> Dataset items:
******************************
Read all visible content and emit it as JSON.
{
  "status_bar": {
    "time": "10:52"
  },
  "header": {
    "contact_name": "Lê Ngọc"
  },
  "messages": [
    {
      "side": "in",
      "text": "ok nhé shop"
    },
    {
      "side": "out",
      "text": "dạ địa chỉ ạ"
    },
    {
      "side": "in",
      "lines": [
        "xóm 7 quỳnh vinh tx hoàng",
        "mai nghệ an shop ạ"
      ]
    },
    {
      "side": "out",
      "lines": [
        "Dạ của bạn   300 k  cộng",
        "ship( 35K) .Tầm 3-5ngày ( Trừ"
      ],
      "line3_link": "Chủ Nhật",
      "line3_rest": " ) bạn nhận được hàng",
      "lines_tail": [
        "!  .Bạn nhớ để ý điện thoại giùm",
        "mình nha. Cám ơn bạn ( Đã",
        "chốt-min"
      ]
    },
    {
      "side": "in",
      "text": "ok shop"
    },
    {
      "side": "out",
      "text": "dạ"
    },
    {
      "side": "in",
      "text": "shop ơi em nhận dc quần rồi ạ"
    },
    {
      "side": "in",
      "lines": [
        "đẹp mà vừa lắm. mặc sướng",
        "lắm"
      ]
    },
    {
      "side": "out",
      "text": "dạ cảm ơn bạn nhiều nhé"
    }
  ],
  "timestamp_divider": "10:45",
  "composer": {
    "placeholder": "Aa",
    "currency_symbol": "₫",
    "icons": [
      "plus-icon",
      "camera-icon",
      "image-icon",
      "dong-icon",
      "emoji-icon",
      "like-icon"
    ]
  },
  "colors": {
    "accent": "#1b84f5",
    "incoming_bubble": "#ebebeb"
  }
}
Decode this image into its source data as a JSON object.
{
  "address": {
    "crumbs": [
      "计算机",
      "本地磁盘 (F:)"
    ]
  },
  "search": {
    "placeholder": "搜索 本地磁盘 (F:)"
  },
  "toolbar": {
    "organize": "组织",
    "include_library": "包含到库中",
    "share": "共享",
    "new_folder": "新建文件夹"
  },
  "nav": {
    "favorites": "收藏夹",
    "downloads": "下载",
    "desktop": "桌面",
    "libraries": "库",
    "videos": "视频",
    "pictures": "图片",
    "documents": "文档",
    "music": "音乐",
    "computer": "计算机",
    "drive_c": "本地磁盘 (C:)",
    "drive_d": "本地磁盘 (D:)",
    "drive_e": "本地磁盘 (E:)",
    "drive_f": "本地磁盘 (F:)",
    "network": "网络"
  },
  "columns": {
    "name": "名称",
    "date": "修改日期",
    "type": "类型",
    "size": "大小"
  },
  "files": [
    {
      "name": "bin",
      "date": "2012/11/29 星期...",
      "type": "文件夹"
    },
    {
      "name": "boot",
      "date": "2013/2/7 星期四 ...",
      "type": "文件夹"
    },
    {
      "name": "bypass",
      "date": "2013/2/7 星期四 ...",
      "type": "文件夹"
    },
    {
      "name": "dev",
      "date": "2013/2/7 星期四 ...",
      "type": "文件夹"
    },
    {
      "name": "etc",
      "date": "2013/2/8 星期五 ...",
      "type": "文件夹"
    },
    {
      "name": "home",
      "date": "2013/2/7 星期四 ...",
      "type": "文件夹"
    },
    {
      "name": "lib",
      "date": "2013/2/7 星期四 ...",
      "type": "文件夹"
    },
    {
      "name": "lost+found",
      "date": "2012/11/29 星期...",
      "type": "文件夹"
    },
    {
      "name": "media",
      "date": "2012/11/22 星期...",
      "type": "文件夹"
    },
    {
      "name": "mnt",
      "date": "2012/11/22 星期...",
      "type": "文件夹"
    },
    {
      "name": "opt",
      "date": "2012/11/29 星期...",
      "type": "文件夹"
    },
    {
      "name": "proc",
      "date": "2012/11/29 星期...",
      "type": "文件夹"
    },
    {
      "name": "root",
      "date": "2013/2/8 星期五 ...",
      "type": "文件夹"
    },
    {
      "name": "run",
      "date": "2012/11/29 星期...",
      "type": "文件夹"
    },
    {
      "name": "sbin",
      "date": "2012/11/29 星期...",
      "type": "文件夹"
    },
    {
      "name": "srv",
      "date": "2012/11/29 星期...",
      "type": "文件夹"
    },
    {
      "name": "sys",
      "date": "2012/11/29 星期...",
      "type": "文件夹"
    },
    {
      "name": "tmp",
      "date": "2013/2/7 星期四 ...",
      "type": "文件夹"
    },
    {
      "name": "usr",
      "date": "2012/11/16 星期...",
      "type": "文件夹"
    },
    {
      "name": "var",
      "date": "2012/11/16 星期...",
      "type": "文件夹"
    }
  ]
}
******************************
> EXERCISE DESCRIPTION: Every entry above should be retyped exactly as shown.

> RESPONSE:
Read all visible content and emit it as JSON.
{
  "status_bar": {
    "time": "10:52"
  },
  "header": {
    "contact_name": "Lê Ngọc"
  },
  "messages": [
    {
      "side": "in",
      "text": "ok nhé shop"
    },
    {
      "side": "out",
      "text": "dạ địa chỉ ạ"
    },
    {
      "side": "in",
      "lines": [
        "xóm 7 quỳnh vinh tx hoàng",
        "mai nghệ an shop ạ"
      ]
    },
    {
      "side": "out",
      "lines": [
        "Dạ của bạn   300 k  cộng",
        "ship( 35K) .Tầm 3-5ngày ( Trừ"
      ],
      "line3_link": "Chủ Nhật",
      "line3_rest": " ) bạn nhận được hàng",
      "lines_tail": [
        "!  .Bạn nhớ để ý điện thoại giùm",
        "mình nha. Cám ơn bạn ( Đã",
        "chốt-min"
      ]
    },
    {
      "side": "in",
      "text": "ok shop"
    },
    {
      "side": "out",
      "text": "dạ"
    },
    {
      "side": "in",
      "text": "shop ơi em nhận dc quần rồi ạ"
    },
    {
      "side": "in",
      "lines": [
        "đẹp mà vừa lắm. mặc sướng",
        "lắm"
      ]
    },
    {
      "side": "out",
      "text": "dạ cảm ơn bạn nhiều nhé"
    }
  ],
  "timestamp_divider": "10:45",
  "composer": {
    "placeholder": "Aa",
    "currency_symbol": "₫",
    "icons": [
      "plus-icon",
      "camera-icon",
      "image-icon",
      "dong-icon",
      "emoji-icon",
      "like-icon"
    ]
  },
  "colors": {
    "accent": "#1b84f5",
    "incoming_bubble": "#ebebeb"
  }
}
Decode this image into its source data as a JSON object.
{
  "address": {
    "crumbs": [
      "计算机",
      "本地磁盘 (F:)"
    ]
  },
  "search": {
    "placeholder": "搜索 本地磁盘 (F:)"
  },
  "toolbar": {
    "organize": "组织",
    "include_library": "包含到库中",
    "share": "共享",
    "new_folder": "新建文件夹"
  },
  "nav": {
    "favorites": "收藏夹",
    "downloads": "下载",
    "desktop": "桌面",
    "libraries": "库",
    "videos": "视频",
    "pictures": "图片",
    "documents": "文档",
    "music": "音乐",
    "computer": "计算机",
    "drive_c": "本地磁盘 (C:)",
    "drive_d": "本地磁盘 (D:)",
    "drive_e": "本地磁盘 (E:)",
    "drive_f": "本地磁盘 (F:)",
    "network": "网络"
  },
  "columns": {
    "name": "名称",
    "date": "修改日期",
    "type": "类型",
    "size": "大小"
  },
  "files": [
    {
      "name": "bin",
      "date": "2012/11/29 星期...",
      "type": "文件夹"
    },
    {
      "name": "boot",
      "date": "2013/2/7 星期四 ...",
      "type": "文件夹"
    },
    {
      "name": "bypass",
      "date": "2013/2/7 星期四 ...",
      "type": "文件夹"
    },
    {
      "name": "dev",
      "date": "2013/2/7 星期四 ...",
      "type": "文件夹"
    },
    {
      "name": "etc",
      "date": "2013/2/8 星期五 ...",
      "type": "文件夹"
    },
    {
      "name": "home",
      "date": "2013/2/7 星期四 ...",
      "type": "文件夹"
    },
    {
      "name": "lib",
      "date": "2013/2/7 星期四 ...",
      "type": "文件夹"
    },
    {
      "name": "lost+found",
      "date": "2012/11/29 星期...",
      "type": "文件夹"
    },
    {
      "name": "media",
      "date": "2012/11/22 星期...",
      "type": "文件夹"
    },
    {
      "name": "mnt",
      "date": "2012/11/22 星期...",
      "type": "文件夹"
    },
    {
      "name": "opt",
      "date": "2012/11/29 星期...",
      "type": "文件夹"
    },
    {
      "name": "proc",
      "date": "2012/11/29 星期...",
      "type": "文件夹"
    },
    {
      "name": "root",
      "date": "2013/2/8 星期五 ...",
      "type": "文件夹"
    },
    {
      "name": "run",
      "date": "2012/11/29 星期...",
      "type": "文件夹"
    },
    {
      "name": "sbin",
      "date": "2012/11/29 星期...",
      "type": "文件夹"
    },
    {
      "name": "srv",
      "date": "2012/11/29 星期...",
      "type": "文件夹"
    },
    {
      "name": "sys",
      "date": "2012/11/29 星期...",
      "type": "文件夹"
    },
    {
      "name": "tmp",
      "date": "2013/2/7 星期四 ...",
      "type": "文件夹"
    },
    {
      "name": "usr",
      "date": "2012/11/16 星期...",
      "type": "文件夹"
    },
    {
      "name": "var",
      "date": "2012/11/16 星期...",
      "type": "文件夹"
    }
  ]
}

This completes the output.